This work was scanned by Aharon Varady for the Open Siddur Project from a volume held in the collection of the Varady family, Cincinnati, Ohio. (Thank you!) This work is cross-posted to the Internet Archive, as a repository for our transcription efforts.

Scanning this work (making digital images of each page) is the first step in a more comprehensive project of transcribing each prayer and associating it with its translation. You are invited to participate in this collaborative transcription effort!


Introduction

Prayer is the human side of an unending dialogue between God and man. In the wondrous phenomena of nature as in the inspired word of Scripture, God speaks to man. God speaks to man of His love for him, of His purposes in having fashioned life, and of the ultimate goodness of all existence. We who hear God, try to respond. Man’s response to God is prayer.

Most Hebrew prayers are expressions of adoration and gratitude. They are prayers of thanksgiving and praise for God’s boundless mercy and goodness, for His providential love and beneficence to all His creatures. These prayers fulfill our instinctive need to express appreciation for the many blessings that the divine Benefactor has bestowed on us, and they deepen our love for Him and our trust in His divine providence.

○ ○ ○

> _Task requirements_:
A. Quote the extract word for word, starting at "Most Hebrew prayers" and ending at "His divine providence.".
B. Answer these questions from the extract:
(i) In what city and state is the family collection that held the scanned volume?
(ii) What does the extract name as man's response to God?
(iii) What are most Hebrew prayers expressions of?

> _Listed entries_:

○ ○ ○

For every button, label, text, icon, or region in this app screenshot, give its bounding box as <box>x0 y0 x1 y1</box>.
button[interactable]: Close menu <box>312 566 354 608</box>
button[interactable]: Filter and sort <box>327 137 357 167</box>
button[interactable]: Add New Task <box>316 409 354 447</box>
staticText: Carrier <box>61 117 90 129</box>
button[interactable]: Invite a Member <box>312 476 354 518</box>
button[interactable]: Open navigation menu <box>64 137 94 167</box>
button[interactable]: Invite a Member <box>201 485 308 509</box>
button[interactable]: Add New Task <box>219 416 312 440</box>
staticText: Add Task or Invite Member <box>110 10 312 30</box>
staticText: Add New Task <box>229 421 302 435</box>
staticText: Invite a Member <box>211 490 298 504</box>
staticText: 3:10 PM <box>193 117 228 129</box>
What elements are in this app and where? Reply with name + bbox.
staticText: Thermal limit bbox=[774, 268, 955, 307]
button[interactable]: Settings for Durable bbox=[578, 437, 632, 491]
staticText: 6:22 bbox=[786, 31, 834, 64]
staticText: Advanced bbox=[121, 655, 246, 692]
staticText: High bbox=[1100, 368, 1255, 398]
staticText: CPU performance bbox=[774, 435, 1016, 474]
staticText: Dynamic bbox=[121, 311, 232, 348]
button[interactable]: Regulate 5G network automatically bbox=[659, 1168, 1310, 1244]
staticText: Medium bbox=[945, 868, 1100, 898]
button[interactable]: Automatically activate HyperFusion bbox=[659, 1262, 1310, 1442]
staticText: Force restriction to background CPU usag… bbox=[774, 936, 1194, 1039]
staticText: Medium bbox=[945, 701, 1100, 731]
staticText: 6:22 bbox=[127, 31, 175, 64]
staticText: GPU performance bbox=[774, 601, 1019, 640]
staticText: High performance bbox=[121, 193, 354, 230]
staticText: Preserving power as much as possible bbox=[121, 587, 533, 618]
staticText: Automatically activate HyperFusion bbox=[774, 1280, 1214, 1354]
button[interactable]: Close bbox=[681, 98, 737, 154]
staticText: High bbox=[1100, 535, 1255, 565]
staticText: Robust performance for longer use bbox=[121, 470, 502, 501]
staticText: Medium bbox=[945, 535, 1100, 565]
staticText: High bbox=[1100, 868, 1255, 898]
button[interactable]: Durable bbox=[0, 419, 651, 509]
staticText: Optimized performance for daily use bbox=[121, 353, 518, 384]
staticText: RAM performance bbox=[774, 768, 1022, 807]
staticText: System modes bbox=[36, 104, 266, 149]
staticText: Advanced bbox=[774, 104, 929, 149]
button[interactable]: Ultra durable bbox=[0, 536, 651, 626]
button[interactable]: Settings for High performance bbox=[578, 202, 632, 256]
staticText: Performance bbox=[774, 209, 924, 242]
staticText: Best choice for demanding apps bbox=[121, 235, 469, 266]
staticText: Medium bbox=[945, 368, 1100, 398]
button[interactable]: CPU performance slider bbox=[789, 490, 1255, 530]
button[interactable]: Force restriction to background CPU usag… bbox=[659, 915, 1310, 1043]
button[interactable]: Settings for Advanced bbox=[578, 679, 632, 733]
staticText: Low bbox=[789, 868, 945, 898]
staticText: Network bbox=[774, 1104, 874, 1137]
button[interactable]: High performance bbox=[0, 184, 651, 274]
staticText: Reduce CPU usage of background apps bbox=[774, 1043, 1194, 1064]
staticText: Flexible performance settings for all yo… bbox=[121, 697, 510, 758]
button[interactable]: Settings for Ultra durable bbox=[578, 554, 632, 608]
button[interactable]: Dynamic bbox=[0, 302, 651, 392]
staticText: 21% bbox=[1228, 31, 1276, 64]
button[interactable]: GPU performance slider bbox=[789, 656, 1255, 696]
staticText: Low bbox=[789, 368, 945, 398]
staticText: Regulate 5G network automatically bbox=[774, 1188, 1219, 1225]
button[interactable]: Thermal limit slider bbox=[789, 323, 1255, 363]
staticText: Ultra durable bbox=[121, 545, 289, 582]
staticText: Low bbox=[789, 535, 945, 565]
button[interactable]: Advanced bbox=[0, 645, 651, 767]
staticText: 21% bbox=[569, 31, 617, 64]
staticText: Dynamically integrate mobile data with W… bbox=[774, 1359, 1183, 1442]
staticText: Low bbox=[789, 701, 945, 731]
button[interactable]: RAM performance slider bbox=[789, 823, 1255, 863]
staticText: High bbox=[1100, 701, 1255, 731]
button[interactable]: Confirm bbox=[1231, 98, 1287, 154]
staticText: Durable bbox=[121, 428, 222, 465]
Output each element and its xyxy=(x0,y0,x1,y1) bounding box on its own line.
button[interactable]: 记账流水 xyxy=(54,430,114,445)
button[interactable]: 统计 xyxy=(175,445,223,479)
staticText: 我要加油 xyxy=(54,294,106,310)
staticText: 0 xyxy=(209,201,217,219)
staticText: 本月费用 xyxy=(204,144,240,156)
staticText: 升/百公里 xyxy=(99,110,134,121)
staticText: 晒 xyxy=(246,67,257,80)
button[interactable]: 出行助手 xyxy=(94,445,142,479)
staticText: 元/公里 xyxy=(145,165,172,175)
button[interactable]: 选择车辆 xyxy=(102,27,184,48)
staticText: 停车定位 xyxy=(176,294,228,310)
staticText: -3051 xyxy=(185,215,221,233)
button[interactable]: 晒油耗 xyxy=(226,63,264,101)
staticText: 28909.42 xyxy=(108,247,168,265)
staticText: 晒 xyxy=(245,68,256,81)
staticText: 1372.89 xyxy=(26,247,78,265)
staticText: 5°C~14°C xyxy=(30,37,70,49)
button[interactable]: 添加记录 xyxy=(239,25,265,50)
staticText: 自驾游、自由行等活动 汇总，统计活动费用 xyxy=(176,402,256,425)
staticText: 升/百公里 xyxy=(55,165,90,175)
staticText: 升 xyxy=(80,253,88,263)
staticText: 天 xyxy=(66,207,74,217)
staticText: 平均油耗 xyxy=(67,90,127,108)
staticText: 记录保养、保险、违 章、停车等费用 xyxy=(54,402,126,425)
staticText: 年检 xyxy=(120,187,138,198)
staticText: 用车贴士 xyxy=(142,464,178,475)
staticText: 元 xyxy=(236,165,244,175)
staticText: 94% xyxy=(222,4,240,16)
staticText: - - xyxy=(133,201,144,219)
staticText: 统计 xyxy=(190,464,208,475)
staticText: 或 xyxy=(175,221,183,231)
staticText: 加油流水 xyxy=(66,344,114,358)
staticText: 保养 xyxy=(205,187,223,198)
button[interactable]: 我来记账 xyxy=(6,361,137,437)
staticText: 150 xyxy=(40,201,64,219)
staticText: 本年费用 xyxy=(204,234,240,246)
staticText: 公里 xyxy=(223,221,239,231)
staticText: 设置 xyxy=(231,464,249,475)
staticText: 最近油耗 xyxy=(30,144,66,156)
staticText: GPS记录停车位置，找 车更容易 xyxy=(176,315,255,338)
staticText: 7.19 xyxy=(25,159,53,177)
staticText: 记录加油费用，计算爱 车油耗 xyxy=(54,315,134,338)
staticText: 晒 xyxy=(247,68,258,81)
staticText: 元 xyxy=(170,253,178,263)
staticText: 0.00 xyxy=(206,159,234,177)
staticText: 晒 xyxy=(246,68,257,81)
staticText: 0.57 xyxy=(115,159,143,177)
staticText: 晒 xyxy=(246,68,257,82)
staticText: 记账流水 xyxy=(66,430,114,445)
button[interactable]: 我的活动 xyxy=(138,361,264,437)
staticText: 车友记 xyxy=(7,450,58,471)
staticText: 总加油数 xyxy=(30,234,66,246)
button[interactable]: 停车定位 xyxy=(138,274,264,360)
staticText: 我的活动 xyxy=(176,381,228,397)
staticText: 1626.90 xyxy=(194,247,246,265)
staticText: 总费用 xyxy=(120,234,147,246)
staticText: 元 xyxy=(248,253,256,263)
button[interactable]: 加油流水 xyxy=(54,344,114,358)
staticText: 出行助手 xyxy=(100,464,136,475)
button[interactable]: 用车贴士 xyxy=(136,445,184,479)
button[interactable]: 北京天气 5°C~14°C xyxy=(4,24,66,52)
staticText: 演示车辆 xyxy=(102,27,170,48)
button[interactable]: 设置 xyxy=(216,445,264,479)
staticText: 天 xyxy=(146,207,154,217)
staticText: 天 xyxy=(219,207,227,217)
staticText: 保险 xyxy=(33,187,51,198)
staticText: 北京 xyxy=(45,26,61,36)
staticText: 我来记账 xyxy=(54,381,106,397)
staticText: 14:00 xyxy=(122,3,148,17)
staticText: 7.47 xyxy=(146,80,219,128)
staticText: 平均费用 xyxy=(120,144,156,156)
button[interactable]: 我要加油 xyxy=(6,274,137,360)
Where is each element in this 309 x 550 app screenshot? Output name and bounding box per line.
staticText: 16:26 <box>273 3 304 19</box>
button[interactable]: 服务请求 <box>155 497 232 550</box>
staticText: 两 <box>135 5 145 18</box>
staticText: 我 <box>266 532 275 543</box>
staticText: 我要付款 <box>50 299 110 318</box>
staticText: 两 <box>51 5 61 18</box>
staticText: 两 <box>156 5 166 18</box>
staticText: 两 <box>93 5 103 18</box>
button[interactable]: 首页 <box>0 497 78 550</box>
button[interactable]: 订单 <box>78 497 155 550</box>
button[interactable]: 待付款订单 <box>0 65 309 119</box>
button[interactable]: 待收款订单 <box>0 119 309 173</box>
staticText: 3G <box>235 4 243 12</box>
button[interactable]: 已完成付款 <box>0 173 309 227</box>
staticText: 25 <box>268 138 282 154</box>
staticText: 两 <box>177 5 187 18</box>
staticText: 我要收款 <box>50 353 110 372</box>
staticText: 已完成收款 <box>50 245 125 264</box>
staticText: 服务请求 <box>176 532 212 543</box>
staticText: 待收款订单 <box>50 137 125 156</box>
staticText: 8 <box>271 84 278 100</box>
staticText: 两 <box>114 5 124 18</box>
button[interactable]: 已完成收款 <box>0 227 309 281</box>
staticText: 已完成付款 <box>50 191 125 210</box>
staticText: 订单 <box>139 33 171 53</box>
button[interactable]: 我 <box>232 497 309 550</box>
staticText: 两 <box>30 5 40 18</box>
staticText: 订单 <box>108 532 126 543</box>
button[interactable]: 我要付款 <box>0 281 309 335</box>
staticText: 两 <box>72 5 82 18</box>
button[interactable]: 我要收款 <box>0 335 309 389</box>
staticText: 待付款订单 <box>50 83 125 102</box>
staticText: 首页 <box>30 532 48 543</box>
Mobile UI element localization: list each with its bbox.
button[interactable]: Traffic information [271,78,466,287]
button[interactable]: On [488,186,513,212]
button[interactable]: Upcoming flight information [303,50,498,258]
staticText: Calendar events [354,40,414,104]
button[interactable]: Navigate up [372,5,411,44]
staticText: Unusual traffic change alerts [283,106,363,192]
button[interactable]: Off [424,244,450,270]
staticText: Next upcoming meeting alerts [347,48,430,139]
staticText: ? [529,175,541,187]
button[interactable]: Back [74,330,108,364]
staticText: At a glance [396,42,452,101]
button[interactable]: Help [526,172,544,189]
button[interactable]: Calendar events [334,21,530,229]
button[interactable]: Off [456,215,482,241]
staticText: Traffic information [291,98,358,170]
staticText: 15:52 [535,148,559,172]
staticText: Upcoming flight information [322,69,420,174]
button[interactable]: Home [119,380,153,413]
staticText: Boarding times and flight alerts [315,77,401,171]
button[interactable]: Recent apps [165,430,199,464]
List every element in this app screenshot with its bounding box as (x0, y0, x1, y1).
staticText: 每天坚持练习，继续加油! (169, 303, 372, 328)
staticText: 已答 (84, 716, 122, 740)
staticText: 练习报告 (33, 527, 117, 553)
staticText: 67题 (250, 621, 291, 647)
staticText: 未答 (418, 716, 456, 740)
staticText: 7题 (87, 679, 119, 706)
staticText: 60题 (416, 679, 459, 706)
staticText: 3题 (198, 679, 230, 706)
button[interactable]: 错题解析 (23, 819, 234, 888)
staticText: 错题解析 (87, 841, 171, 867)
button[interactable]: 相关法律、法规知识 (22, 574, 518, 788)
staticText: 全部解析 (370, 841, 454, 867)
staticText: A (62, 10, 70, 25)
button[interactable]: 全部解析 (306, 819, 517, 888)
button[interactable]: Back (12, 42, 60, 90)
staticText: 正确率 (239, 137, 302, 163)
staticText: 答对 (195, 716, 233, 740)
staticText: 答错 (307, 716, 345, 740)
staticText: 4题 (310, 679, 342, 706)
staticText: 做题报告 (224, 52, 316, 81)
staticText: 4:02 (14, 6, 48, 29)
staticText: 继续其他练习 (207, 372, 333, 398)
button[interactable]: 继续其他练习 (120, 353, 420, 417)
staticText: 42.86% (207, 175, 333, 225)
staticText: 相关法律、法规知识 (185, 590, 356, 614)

○ ○ ○

> _Outputs in order_:
A.
Most Hebrew prayers are expressions of adoration and gratitude. They are prayers of thanksgiving and praise for God’s boundless mercy and goodness, for His providential love and beneficence to all His creatures. These prayers fulfill our instinctive need to express appreciation for the many blessings that the divine Benefactor has bestowed on us, and they deepen our love for Him and our trust in His divine providence.

B.
(i) Cincinnati, Ohio
(ii) Prayer
(iii) Adoration and gratitude